Short problem: Go through the material below and copy all lines with "hiệu".

Entries taken from a collection:

========================================

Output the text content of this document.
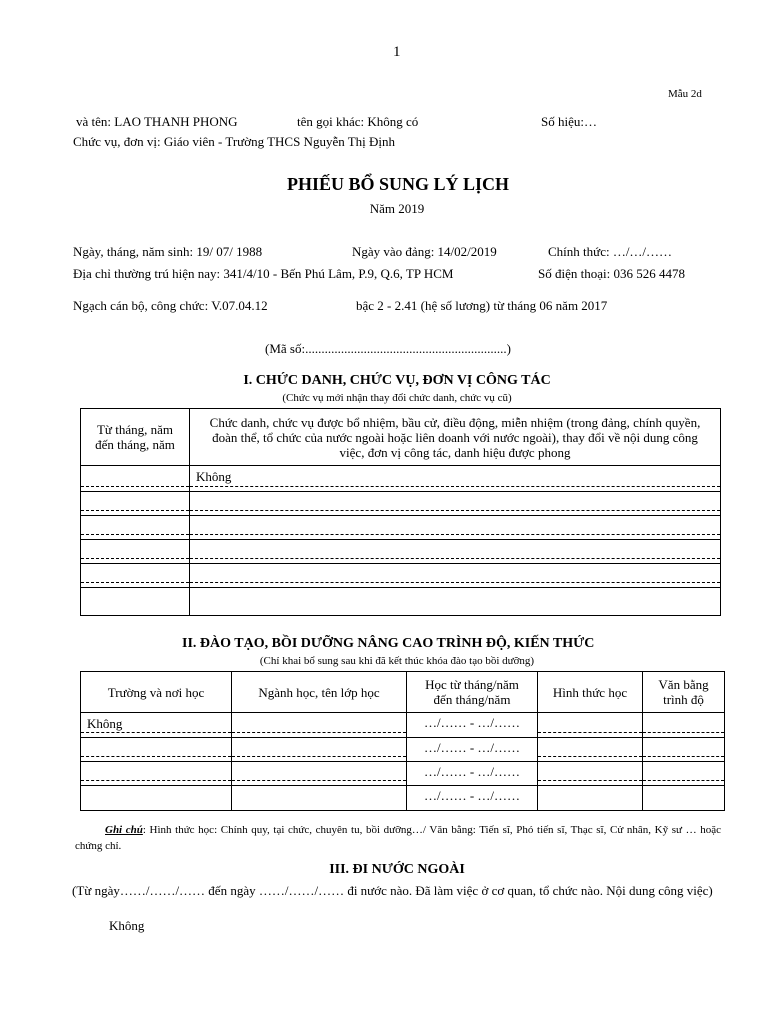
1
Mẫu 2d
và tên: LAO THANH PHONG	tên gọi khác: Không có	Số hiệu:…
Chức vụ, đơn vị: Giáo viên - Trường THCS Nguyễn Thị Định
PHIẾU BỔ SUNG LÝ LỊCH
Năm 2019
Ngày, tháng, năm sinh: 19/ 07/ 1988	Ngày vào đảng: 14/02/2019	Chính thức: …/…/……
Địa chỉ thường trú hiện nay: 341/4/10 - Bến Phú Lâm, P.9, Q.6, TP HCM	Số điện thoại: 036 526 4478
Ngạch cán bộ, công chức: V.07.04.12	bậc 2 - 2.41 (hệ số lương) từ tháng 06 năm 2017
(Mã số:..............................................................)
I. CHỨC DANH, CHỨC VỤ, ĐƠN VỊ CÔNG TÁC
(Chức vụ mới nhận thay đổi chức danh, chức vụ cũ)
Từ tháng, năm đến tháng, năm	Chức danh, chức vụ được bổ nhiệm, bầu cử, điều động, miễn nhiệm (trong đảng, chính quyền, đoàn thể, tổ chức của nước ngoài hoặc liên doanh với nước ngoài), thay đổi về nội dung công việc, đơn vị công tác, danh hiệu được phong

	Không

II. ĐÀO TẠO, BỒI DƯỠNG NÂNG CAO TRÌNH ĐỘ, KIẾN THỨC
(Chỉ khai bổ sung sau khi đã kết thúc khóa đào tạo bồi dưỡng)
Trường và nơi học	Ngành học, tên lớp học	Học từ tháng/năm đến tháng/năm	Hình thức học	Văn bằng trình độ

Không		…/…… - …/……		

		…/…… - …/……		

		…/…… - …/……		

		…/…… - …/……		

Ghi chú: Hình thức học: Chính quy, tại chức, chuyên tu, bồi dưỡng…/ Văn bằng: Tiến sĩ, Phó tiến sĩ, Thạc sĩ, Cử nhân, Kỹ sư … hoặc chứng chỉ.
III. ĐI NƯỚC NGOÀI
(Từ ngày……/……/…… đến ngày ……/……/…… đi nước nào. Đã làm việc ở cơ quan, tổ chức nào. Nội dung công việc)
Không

========================================

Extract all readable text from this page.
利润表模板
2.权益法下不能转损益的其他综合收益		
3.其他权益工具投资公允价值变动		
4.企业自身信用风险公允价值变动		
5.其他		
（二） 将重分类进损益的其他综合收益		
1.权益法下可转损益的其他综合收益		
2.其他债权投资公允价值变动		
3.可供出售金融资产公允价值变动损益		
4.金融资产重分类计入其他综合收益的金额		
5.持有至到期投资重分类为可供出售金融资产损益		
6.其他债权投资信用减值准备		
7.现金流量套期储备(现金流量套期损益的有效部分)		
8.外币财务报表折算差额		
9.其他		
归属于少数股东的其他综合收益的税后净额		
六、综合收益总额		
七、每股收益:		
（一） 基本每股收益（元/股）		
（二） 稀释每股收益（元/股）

========================================

Response to the task:
và tên: LAO THANH PHONG	tên gọi khác: Không có	Số hiệu:…
Từ tháng, năm đến tháng, năm	Chức danh, chức vụ được bổ nhiệm, bầu cử, điều động, miễn nhiệm (trong đảng, chính quyền, đoàn thể, tổ chức của nước ngoài hoặc liên doanh với nước ngoài), thay đổi về nội dung công việc, đơn vị công tác, danh hiệu được phong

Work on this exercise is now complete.